Requirement
Assemble all lines in which the string "Spanish" appears.

_____

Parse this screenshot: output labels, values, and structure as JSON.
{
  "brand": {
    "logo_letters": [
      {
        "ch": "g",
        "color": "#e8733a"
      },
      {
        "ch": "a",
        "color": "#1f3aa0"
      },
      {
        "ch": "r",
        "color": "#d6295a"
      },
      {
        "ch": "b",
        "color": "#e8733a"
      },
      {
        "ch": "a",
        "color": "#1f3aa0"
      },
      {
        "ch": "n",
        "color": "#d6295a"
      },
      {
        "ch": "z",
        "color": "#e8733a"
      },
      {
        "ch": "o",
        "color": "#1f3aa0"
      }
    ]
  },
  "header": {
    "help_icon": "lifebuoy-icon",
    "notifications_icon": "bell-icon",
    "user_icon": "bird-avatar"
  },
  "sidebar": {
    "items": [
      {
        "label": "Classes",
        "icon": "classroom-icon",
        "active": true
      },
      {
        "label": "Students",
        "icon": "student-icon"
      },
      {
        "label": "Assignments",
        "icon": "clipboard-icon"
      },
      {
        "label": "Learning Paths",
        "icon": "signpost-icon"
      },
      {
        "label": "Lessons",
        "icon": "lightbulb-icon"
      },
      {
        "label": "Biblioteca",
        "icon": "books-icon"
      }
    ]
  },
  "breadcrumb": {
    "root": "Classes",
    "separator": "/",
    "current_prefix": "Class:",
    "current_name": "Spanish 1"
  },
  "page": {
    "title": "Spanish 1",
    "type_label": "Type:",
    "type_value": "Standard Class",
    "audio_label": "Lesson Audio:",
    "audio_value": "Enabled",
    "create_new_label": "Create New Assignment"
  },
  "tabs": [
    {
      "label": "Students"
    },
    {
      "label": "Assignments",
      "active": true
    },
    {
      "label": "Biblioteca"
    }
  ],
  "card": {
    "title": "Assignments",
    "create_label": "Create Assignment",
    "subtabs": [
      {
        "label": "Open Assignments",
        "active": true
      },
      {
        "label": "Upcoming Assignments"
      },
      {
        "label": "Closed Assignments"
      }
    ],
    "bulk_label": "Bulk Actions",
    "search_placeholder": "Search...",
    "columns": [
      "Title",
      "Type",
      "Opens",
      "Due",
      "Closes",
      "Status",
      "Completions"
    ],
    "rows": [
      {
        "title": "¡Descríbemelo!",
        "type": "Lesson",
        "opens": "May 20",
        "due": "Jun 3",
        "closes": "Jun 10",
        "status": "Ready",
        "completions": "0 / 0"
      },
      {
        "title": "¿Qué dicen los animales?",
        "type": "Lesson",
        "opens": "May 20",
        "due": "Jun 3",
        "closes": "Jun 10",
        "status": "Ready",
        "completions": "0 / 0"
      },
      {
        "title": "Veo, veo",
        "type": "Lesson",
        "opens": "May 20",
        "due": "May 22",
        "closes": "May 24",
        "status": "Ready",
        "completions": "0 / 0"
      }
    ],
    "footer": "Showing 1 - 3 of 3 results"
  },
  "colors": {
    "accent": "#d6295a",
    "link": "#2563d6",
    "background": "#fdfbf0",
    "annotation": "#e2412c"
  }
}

_____

In response
    "current_name": "Spanish 1"
    "title": "Spanish 1",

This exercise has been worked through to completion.